Collect all the lines that mention the word "Spins".
═══ STORED DATA
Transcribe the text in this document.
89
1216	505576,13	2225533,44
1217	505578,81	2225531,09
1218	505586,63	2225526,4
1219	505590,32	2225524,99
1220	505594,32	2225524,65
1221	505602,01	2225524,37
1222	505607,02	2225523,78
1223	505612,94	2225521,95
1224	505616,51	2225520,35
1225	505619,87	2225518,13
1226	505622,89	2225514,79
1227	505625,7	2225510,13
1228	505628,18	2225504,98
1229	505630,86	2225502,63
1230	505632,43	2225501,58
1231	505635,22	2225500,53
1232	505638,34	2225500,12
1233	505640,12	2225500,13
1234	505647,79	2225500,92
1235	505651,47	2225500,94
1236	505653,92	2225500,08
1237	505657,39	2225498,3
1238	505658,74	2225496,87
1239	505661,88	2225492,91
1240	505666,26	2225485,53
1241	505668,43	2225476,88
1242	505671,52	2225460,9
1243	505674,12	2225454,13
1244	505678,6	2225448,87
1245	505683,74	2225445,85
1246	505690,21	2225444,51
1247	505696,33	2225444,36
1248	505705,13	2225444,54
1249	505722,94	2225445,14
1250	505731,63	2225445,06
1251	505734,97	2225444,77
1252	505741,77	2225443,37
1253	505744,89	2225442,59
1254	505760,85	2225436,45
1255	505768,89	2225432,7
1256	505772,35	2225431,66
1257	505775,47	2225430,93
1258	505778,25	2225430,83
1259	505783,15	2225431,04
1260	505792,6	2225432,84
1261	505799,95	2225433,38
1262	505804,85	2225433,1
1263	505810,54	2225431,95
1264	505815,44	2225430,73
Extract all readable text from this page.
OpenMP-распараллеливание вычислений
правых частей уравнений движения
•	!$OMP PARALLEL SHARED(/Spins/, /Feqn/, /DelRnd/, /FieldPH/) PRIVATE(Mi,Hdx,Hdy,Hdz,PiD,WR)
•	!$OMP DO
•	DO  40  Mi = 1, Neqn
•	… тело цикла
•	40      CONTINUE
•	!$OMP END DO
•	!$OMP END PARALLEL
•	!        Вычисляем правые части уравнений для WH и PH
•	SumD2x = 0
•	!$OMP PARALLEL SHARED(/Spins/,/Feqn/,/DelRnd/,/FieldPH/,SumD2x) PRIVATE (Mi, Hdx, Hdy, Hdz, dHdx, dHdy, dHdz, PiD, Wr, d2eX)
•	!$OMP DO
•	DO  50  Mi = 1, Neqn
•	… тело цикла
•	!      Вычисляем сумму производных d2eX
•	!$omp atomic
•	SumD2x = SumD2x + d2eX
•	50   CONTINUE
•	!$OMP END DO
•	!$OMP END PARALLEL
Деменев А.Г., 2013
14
══════
§ THE RESPONSE:
•	!$OMP PARALLEL SHARED(/Spins/, /Feqn/, /DelRnd/, /FieldPH/) PRIVATE(Mi,Hdx,Hdy,Hdz,PiD,WR)
•	!$OMP PARALLEL SHARED(/Spins/,/Feqn/,/DelRnd/,/FieldPH/,SumD2x) PRIVATE (Mi, Hdx, Hdy, Hdz, dHdx, dHdy, dHdz, PiD, Wr, d2eX)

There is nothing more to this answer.